Given problem:
Would it be possible to write out each entry below exactly, without the pictures?

Collected data:
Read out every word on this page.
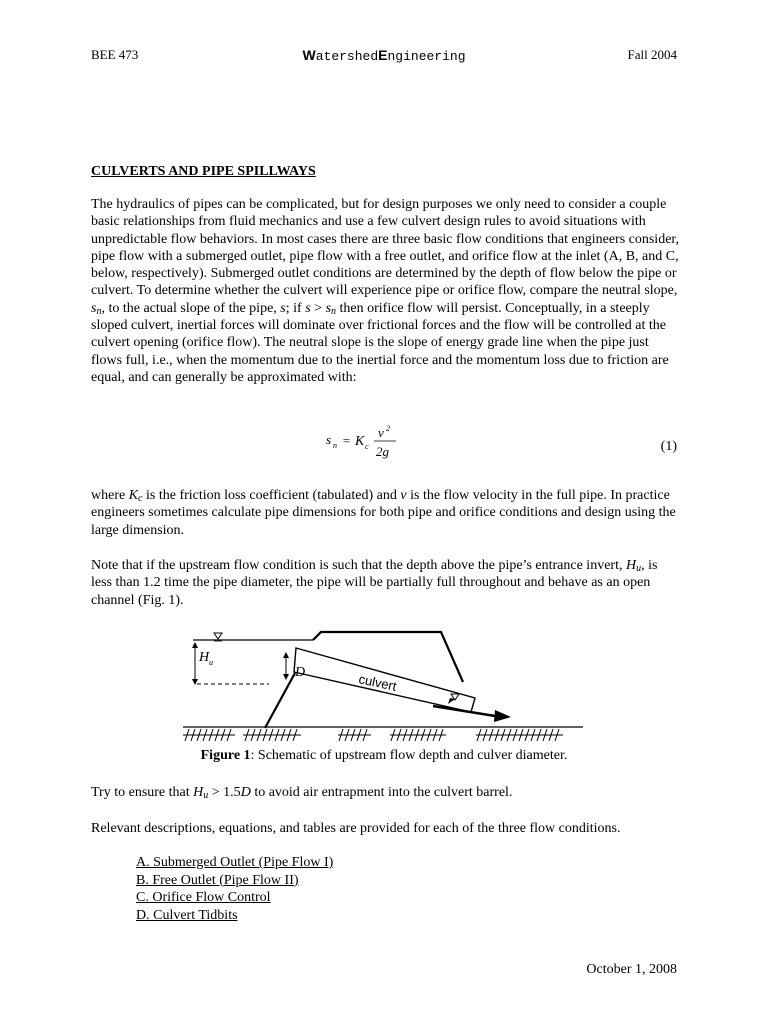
BEE 473	WatershedEngineering	Fall 2004
CULVERTS AND PIPE SPILLWAYS
The hydraulics of pipes can be complicated, but for design purposes we only need to consider a couple basic relationships from fluid mechanics and use a few culvert design rules to avoid situations with unpredictable flow behaviors. In most cases there are three basic flow conditions that engineers consider, pipe flow with a submerged outlet, pipe flow with a free outlet, and orifice flow at the inlet (A, B, and C, below, respectively). Submerged outlet conditions are determined by the depth of flow below the pipe or culvert. To determine whether the culvert will experience pipe or orifice flow, compare the neutral slope, $s_n$, to the actual slope of the pipe, s; if $s > s_n$ then orifice flow will persist. Conceptually, in a steeply sloped culvert, inertial forces will dominate over frictional forces and the flow will be controlled at the culvert opening (orifice flow). The neutral slope is the slope of energy grade line when the pipe just flows full, i.e., when the momentum due to the inertial force and the momentum loss due to friction are equal, and can generally be approximated with:
s n = K c
v 2
2g	(1)
where $K_c$ is the friction loss coefficient (tabulated) and v is the flow velocity in the full pipe. In practice engineers sometimes calculate pipe dimensions for both pipe and orifice conditions and design using the large dimension.
Note that if the upstream flow condition is such that the depth above the pipe’s entrance invert, $H_u$, is less than 1.2 time the pipe diameter, the pipe will be partially full throughout and behave as an open channel (Fig. 1).
H u
D	culvert
Figure 1: Schematic of upstream flow depth and culver diameter.
Try to ensure that $H_u > 1.5D$ to avoid air entrapment into the culvert barrel.
Relevant descriptions, equations, and tables are provided for each of the three flow conditions.
A. Submerged Outlet (Pipe Flow I)
B. Free Outlet (Pipe Flow II)
C. Orifice Flow Control
D. Culvert Tidbits
October 1, 2008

Written reply:
Read out every word on this page.
BEE 473	WatershedEngineering	Fall 2004
CULVERTS AND PIPE SPILLWAYS
The hydraulics of pipes can be complicated, but for design purposes we only need to consider a couple basic relationships from fluid mechanics and use a few culvert design rules to avoid situations with unpredictable flow behaviors. In most cases there are three basic flow conditions that engineers consider, pipe flow with a submerged outlet, pipe flow with a free outlet, and orifice flow at the inlet (A, B, and C, below, respectively). Submerged outlet conditions are determined by the depth of flow below the pipe or culvert. To determine whether the culvert will experience pipe or orifice flow, compare the neutral slope, $s_n$, to the actual slope of the pipe, s; if $s > s_n$ then orifice flow will persist. Conceptually, in a steeply sloped culvert, inertial forces will dominate over frictional forces and the flow will be controlled at the culvert opening (orifice flow). The neutral slope is the slope of energy grade line when the pipe just flows full, i.e., when the momentum due to the inertial force and the momentum loss due to friction are equal, and can generally be approximated with:
s n = K c
v 2
2g	(1)
where $K_c$ is the friction loss coefficient (tabulated) and v is the flow velocity in the full pipe. In practice engineers sometimes calculate pipe dimensions for both pipe and orifice conditions and design using the large dimension.
Note that if the upstream flow condition is such that the depth above the pipe’s entrance invert, $H_u$, is less than 1.2 time the pipe diameter, the pipe will be partially full throughout and behave as an open channel (Fig. 1).
H u
D	culvert
Figure 1: Schematic of upstream flow depth and culver diameter.
Try to ensure that $H_u > 1.5D$ to avoid air entrapment into the culvert barrel.
Relevant descriptions, equations, and tables are provided for each of the three flow conditions.
A. Submerged Outlet (Pipe Flow I)
B. Free Outlet (Pipe Flow II)
C. Orifice Flow Control
D. Culvert Tidbits
October 1, 2008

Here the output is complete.